Supplied data —
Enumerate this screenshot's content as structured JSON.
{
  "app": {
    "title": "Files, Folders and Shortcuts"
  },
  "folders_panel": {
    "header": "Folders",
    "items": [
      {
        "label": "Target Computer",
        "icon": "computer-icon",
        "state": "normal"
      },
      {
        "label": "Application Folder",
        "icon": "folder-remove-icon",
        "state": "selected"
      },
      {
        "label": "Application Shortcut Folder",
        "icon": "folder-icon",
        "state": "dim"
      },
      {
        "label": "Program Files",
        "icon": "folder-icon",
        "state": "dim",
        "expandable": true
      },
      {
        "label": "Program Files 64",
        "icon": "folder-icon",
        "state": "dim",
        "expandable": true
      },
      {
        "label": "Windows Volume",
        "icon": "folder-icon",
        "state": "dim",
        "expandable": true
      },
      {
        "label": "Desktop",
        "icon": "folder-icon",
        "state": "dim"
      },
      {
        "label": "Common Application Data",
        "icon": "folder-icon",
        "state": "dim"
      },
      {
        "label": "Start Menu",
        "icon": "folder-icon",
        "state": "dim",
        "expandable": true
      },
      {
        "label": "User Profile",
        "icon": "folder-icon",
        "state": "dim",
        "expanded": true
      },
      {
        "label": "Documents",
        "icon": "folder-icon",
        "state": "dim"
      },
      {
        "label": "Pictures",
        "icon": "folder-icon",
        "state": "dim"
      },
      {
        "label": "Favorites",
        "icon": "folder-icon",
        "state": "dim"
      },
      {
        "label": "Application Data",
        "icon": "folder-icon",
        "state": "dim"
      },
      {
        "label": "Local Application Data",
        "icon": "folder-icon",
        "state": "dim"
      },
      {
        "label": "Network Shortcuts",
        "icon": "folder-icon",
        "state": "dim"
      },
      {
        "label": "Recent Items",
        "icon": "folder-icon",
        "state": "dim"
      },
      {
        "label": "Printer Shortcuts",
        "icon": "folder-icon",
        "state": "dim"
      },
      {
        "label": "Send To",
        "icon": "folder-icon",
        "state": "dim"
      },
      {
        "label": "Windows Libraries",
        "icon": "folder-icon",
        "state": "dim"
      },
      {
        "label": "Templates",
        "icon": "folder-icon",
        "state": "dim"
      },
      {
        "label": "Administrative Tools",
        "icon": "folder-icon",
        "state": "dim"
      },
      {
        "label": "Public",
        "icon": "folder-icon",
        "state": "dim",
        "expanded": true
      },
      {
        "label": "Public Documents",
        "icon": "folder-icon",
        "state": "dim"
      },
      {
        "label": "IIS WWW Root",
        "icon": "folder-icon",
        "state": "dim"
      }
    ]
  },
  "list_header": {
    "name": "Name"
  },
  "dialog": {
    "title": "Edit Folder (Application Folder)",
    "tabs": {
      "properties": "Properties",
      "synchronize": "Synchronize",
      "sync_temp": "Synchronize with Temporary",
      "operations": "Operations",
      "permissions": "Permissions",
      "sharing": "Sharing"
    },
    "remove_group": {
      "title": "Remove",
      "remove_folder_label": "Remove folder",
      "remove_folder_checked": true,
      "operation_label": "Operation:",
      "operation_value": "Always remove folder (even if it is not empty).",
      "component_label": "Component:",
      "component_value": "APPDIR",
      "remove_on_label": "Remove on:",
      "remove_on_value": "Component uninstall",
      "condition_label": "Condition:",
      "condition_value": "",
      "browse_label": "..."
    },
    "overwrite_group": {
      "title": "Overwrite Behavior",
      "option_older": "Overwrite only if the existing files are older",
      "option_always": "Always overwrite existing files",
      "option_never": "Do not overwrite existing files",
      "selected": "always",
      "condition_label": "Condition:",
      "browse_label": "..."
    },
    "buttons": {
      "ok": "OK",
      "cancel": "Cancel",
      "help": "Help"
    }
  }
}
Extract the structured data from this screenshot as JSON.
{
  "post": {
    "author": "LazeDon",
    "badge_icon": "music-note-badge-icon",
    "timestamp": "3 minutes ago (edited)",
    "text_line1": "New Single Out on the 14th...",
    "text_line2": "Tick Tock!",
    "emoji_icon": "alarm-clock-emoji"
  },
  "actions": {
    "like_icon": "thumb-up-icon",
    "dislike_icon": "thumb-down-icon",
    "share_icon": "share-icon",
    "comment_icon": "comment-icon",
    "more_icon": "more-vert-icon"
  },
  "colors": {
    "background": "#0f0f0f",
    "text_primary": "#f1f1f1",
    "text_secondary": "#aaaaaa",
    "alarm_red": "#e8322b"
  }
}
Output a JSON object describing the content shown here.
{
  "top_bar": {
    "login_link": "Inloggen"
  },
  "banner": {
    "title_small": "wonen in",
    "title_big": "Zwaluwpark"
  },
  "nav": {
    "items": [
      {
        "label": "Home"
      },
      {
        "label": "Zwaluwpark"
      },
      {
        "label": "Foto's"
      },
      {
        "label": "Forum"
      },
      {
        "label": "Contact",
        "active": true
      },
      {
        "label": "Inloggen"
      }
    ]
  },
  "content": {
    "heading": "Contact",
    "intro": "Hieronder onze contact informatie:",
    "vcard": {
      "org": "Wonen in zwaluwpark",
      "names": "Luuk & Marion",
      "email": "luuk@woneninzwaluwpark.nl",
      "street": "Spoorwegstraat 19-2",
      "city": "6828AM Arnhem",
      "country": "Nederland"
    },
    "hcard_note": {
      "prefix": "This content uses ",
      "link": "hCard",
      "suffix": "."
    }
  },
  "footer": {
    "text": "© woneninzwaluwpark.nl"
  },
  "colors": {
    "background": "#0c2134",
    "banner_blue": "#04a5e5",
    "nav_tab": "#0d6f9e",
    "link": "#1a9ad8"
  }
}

Do this — State the number of lines in the preceding entries that include the word "Public". Provide nothing else.

Response below — 2